Exercise
Go through the entries below and retype them exactly, omitting each picture.

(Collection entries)
------------------------------------

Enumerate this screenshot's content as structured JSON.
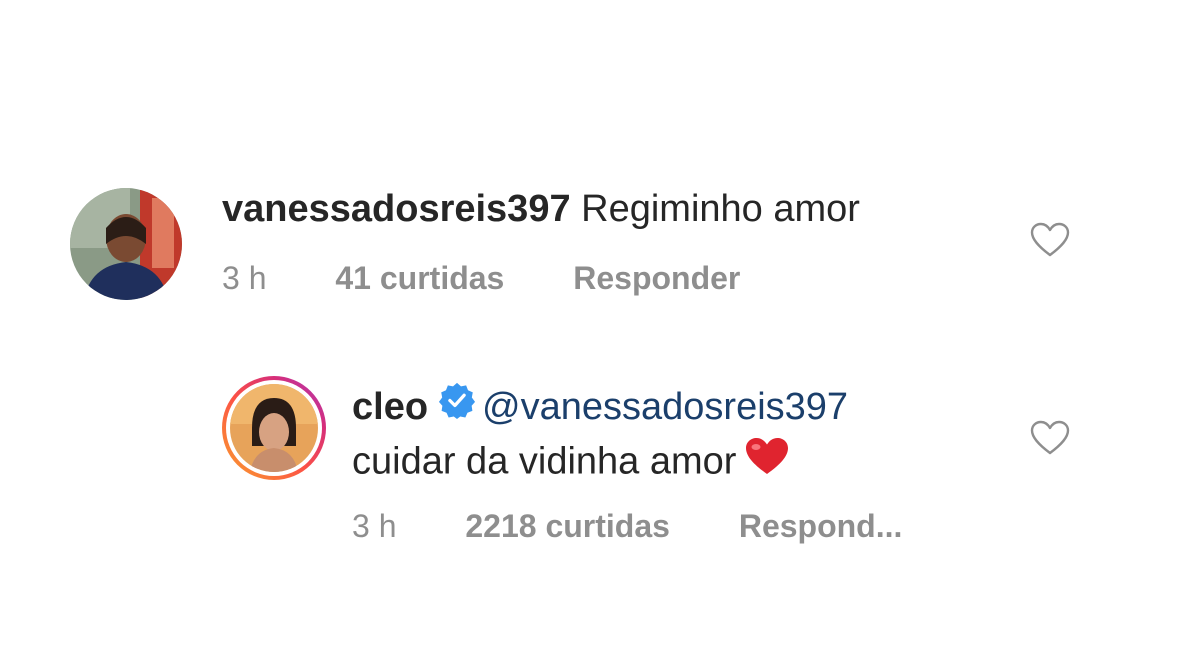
{
  "comments": [
    {
      "username": "vanessadosreis397",
      "text": "Regiminho amor",
      "time": "3 h",
      "likes": "41 curtidas",
      "reply": "Responder"
    }
  ],
  "reply_comment": {
    "username": "cleo",
    "verified": true,
    "mention": "@vanessadosreis397",
    "text": "cuidar da vidinha amor",
    "time": "3 h",
    "likes": "2218 curtidas",
    "reply": "Respond..."
  },
  "colors": {
    "username": "#262626",
    "meta": "#8e8e8e",
    "mention": "#1b3f6b",
    "verified": "#3897f0",
    "heart_emoji": "#e0242f"
  },
  "icons": {
    "like": "heart-outline-icon",
    "verified": "verified-badge-icon",
    "emoji": "red-heart-emoji"
  }
}
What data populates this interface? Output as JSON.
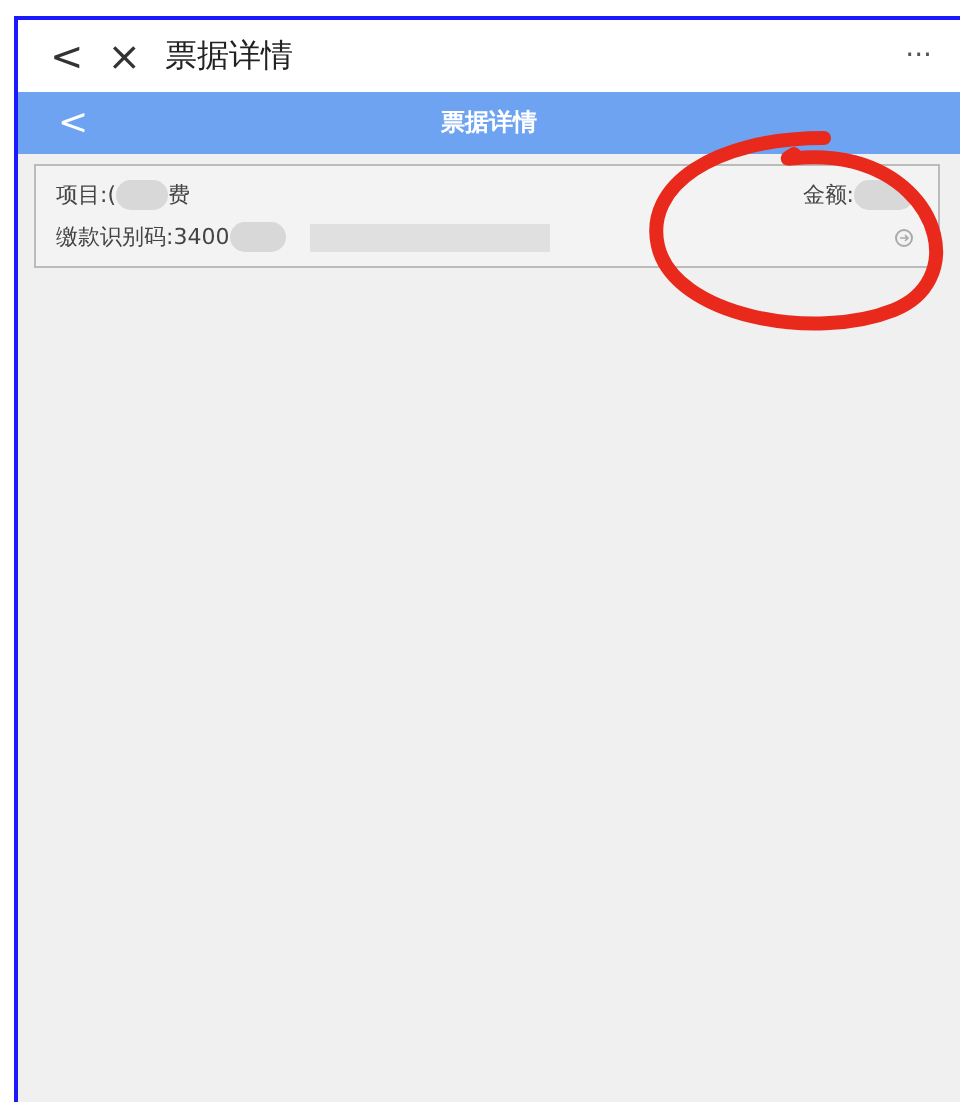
{
  "top_bar": {
    "back": "<",
    "close": "×",
    "title": "票据详情",
    "more": "···"
  },
  "header": {
    "back": "<",
    "title": "票据详情"
  },
  "bill": {
    "item_label": "项目:(",
    "item_suffix": "费",
    "amount_label": "金额:",
    "code_label": "缴款识别码:3400"
  }
}
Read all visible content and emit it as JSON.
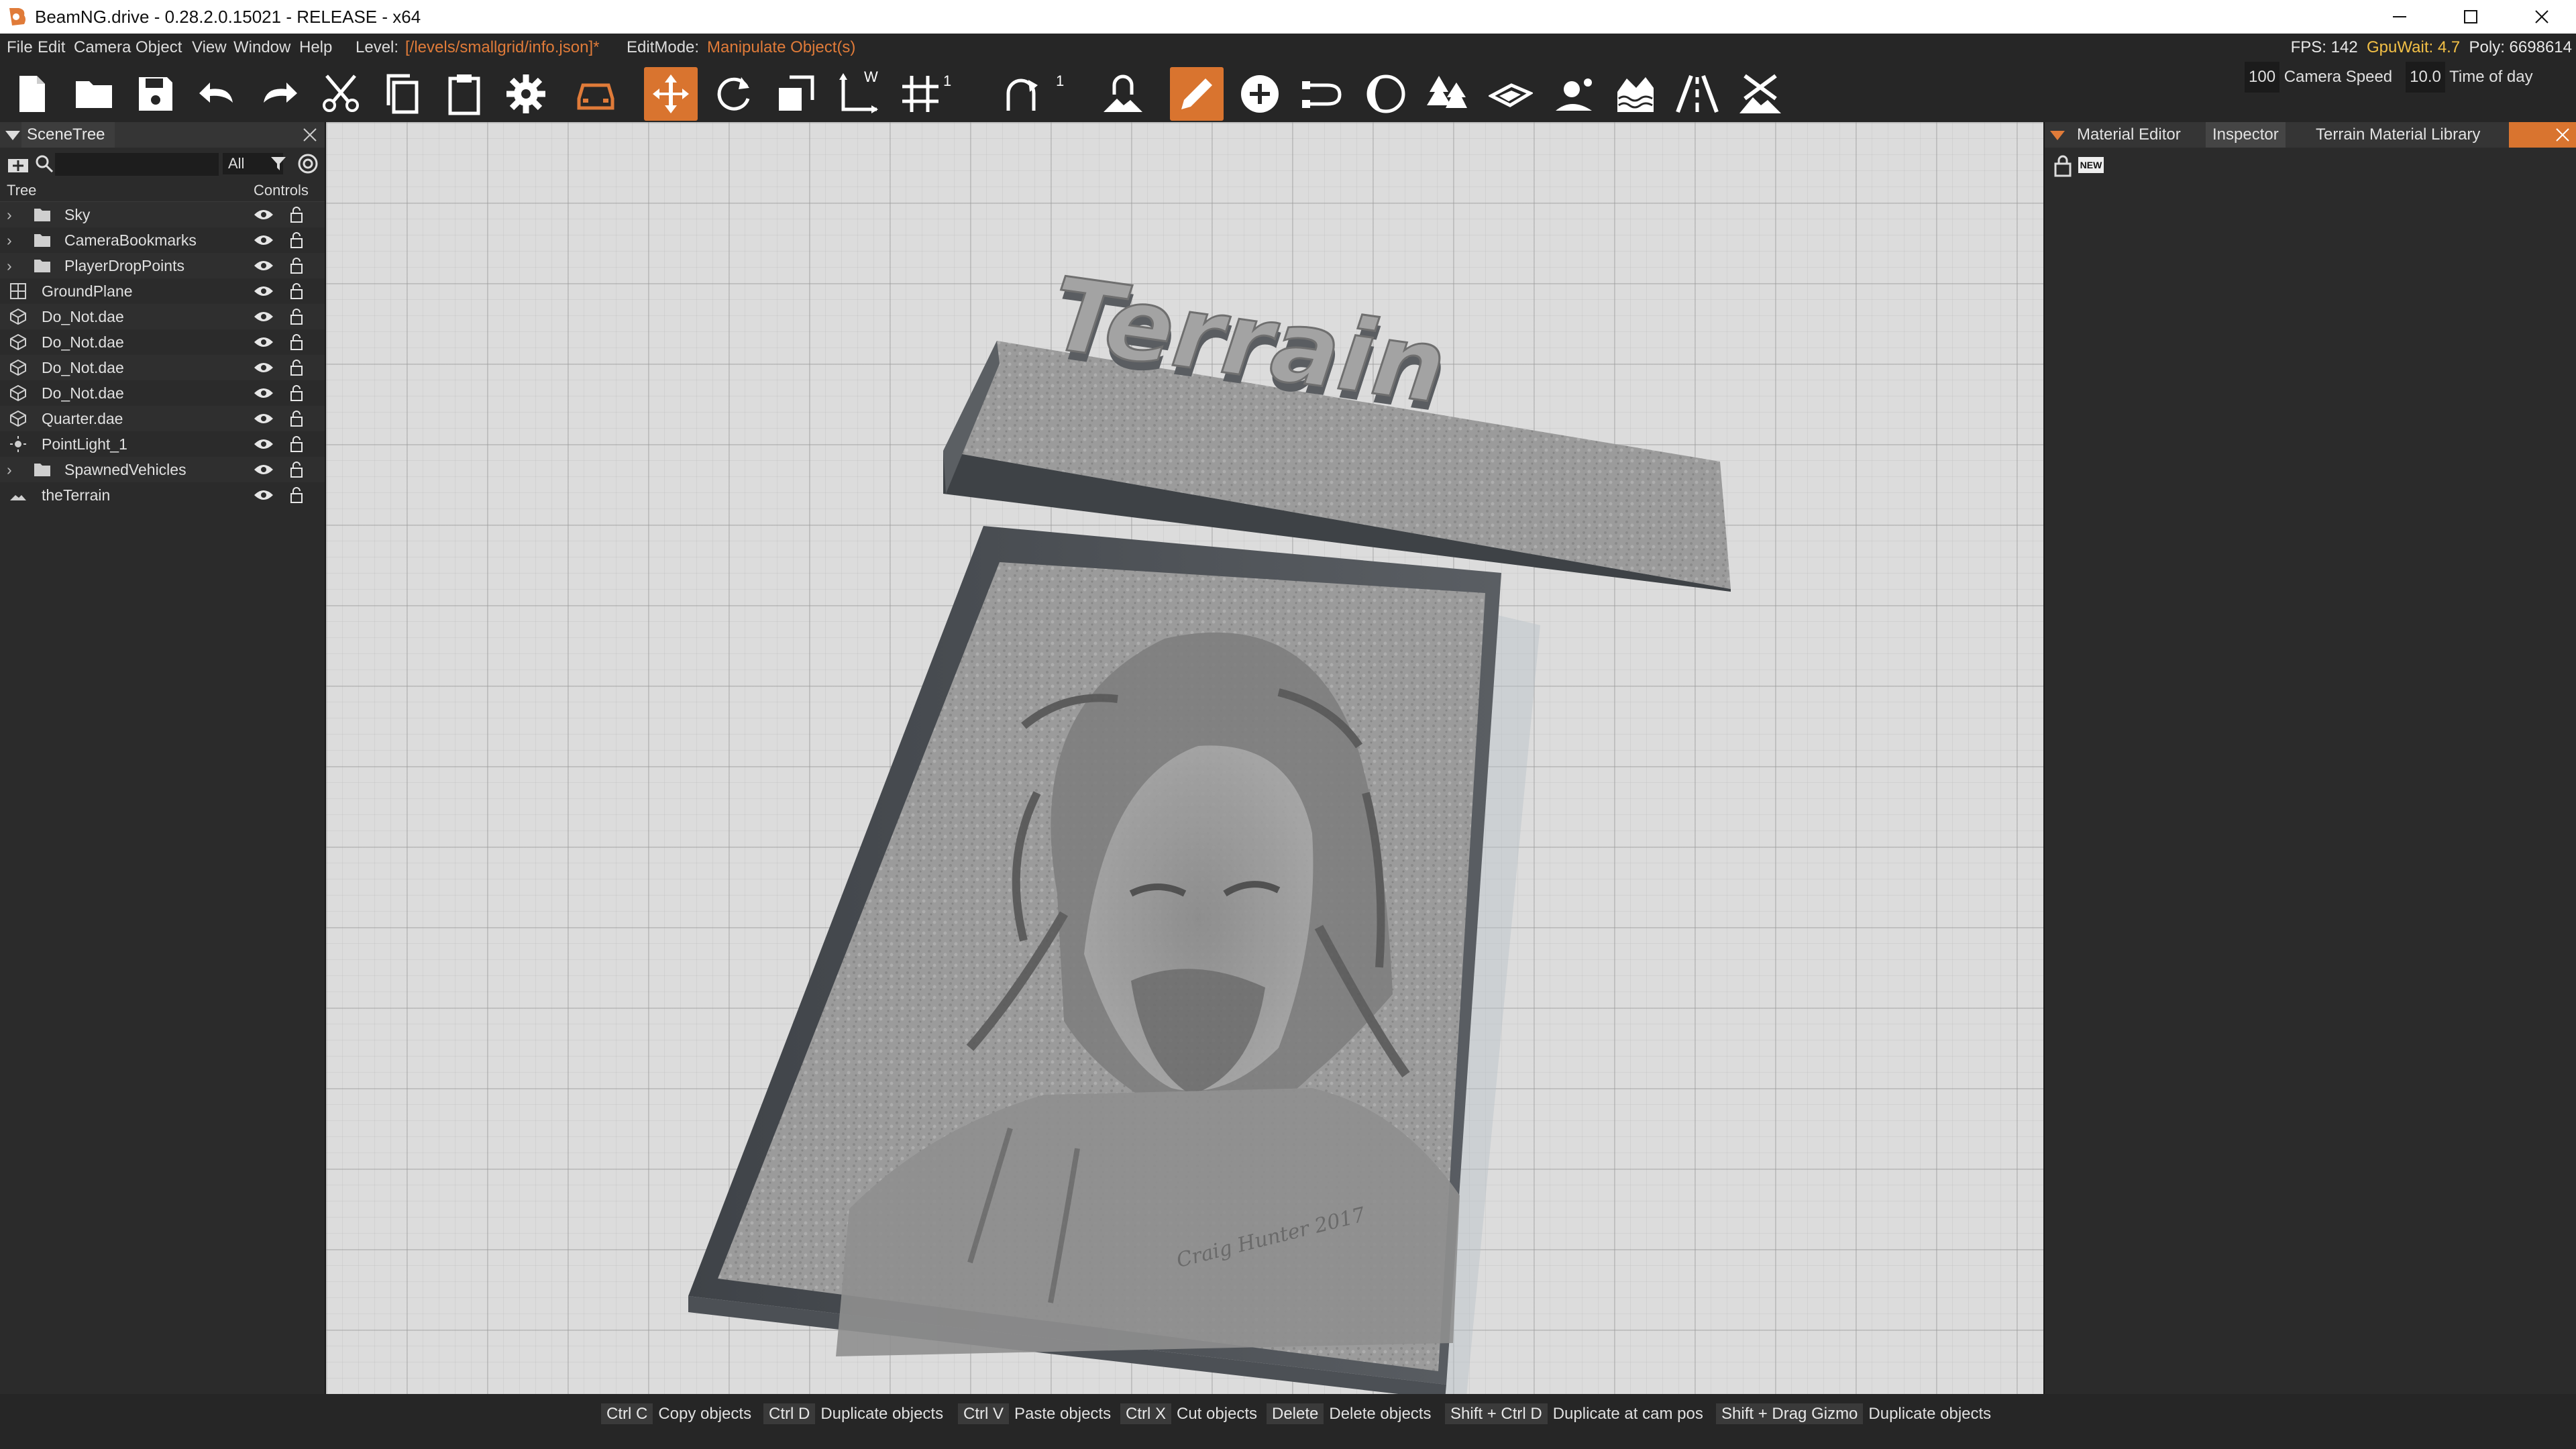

------------------------------------

Final result
Enumerate this screenshot's content as structured JSON.
{
  "comments": [
    {
      "username": "vanessadosreis397",
      "text": "Regiminho amor",
      "time": "3 h",
      "likes": "41 curtidas",
      "reply": "Responder"
    }
  ],
  "reply_comment": {
    "username": "cleo",
    "verified": true,
    "mention": "@vanessadosreis397",
    "text": "cuidar da vidinha amor",
    "time": "3 h",
    "likes": "2218 curtidas",
    "reply": "Respond..."
  },
  "colors": {
    "username": "#262626",
    "meta": "#8e8e8e",
    "mention": "#1b3f6b",
    "verified": "#3897f0",
    "heart_emoji": "#e0242f"
  },
  "icons": {
    "like": "heart-outline-icon",
    "verified": "verified-badge-icon",
    "emoji": "red-heart-emoji"
  }
}
What data populates this interface? Output as JSON.
{
  "top_bar": {
    "back": "<",
    "close": "×",
    "title": "票据详情",
    "more": "···"
  },
  "header": {
    "back": "<",
    "title": "票据详情"
  },
  "bill": {
    "item_label": "项目:(",
    "item_suffix": "费",
    "amount_label": "金额:",
    "code_label": "缴款识别码:3400"
  }
}
Read all visible content and emit it as JSON.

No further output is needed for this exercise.